### TASK MATERIAL:
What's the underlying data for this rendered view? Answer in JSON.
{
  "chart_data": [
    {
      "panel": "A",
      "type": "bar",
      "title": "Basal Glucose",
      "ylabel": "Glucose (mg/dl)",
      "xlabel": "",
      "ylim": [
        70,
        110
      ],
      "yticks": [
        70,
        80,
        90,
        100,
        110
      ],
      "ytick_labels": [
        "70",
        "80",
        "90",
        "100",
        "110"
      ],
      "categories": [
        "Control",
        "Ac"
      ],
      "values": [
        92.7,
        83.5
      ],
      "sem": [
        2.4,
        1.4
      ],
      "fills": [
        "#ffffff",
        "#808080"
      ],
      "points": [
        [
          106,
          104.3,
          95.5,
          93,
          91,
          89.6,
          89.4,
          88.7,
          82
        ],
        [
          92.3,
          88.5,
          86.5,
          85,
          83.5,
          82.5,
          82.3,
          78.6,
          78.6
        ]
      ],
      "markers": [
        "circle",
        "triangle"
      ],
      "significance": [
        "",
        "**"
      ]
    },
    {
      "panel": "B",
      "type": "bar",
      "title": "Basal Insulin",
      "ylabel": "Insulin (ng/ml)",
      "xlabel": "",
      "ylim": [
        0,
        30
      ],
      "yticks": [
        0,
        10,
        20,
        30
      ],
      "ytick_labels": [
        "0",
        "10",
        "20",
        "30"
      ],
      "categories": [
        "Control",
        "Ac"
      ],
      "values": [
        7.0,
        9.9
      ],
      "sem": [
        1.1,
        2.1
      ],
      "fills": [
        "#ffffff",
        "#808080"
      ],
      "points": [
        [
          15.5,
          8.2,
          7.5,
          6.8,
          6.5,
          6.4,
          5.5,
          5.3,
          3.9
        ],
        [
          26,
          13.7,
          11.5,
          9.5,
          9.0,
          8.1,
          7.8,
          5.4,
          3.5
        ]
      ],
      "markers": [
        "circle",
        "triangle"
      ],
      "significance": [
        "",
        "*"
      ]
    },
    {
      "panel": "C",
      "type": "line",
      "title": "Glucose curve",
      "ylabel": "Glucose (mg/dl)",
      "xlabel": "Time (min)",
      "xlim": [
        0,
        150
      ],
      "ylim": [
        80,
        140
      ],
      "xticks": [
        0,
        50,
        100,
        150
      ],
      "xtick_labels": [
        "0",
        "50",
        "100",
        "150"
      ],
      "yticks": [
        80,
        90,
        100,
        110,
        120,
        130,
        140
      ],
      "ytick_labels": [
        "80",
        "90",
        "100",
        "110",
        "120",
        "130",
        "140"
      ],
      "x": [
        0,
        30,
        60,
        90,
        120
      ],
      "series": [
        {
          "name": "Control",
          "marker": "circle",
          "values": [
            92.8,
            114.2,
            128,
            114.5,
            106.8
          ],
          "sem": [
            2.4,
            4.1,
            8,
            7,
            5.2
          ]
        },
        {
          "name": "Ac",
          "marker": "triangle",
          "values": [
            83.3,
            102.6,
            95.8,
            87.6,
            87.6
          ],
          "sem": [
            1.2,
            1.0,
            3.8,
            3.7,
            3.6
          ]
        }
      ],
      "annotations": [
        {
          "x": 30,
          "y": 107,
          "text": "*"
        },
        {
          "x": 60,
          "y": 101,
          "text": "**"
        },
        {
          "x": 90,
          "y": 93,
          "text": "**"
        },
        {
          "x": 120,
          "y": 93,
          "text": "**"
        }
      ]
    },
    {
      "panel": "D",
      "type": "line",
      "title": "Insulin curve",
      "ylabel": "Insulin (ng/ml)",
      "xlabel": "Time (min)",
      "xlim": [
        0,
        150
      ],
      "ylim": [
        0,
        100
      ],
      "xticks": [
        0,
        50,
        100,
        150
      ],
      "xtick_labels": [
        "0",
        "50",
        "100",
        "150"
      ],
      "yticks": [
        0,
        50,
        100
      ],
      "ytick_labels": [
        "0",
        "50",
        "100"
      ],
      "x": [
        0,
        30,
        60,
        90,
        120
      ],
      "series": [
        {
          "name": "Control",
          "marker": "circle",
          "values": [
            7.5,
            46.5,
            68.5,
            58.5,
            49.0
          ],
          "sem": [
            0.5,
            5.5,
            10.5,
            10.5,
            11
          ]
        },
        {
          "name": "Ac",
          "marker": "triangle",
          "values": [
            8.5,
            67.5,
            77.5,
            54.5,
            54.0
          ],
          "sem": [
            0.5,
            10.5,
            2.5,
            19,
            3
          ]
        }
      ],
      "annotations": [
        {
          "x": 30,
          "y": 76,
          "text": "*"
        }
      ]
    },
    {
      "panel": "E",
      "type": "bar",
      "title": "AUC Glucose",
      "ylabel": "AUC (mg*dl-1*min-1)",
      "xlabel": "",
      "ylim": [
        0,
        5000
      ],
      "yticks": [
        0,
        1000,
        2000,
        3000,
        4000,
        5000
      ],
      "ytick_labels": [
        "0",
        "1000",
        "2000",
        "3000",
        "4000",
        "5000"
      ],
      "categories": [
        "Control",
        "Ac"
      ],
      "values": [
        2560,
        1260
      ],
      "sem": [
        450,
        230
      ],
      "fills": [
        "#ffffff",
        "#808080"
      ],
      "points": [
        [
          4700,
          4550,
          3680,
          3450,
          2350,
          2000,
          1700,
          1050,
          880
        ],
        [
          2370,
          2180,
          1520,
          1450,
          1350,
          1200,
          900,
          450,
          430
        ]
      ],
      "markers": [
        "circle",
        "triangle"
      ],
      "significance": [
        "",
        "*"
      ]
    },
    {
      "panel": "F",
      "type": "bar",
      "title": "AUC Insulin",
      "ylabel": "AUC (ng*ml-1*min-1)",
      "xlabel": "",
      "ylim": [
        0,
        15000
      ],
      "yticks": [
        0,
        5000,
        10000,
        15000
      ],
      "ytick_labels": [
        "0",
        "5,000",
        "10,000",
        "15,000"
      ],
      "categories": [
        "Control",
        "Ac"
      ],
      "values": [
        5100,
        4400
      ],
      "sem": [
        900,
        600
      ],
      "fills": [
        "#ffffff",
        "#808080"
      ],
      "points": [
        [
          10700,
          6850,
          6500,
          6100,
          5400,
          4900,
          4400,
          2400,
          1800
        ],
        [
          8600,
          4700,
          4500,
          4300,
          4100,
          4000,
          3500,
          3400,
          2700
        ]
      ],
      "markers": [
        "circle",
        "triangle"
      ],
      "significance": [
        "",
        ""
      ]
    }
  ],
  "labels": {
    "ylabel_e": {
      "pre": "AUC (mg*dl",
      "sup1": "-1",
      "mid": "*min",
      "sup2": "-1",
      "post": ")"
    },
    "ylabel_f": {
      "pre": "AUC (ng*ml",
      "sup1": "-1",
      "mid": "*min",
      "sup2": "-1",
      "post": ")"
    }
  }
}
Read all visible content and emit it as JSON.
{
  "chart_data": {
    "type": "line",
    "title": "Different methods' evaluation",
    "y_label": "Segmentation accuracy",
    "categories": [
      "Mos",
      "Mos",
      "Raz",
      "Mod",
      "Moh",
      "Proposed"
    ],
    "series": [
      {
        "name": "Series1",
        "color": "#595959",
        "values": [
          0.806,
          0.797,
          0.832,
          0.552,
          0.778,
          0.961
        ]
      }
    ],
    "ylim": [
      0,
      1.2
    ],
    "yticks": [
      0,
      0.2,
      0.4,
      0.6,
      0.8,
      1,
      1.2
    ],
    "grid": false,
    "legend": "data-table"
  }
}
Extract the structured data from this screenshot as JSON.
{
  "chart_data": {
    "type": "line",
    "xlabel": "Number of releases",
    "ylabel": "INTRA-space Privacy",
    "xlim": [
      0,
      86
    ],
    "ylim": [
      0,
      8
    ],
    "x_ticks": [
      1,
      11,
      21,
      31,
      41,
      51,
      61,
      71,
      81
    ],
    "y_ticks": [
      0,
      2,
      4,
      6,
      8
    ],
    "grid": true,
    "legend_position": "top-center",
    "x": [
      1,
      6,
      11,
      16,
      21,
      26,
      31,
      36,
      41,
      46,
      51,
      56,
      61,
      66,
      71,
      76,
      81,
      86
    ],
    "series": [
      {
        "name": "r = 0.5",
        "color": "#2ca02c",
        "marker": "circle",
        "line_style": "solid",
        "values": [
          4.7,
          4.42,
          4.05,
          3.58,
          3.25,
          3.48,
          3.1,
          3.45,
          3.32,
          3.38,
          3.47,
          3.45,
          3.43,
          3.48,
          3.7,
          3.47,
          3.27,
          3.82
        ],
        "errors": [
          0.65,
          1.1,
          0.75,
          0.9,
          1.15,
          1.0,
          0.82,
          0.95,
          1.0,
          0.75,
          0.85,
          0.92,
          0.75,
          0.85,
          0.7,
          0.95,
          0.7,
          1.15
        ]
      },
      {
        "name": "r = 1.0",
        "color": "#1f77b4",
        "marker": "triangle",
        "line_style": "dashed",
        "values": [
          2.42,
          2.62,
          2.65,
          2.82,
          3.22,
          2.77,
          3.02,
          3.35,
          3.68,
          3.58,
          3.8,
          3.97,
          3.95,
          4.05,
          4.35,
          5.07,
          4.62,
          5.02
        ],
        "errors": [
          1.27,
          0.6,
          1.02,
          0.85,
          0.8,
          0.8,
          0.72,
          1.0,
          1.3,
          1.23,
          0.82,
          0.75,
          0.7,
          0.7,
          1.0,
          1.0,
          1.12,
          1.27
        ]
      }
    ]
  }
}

### WHAT IS EXPECTED:
Out of the material above, gather each line where "JSON" appears.

### WORKED SOLUTION:
What's the underlying data for this rendered view? Answer in JSON.
Read all visible content and emit it as JSON.
Extract the structured data from this screenshot as JSON.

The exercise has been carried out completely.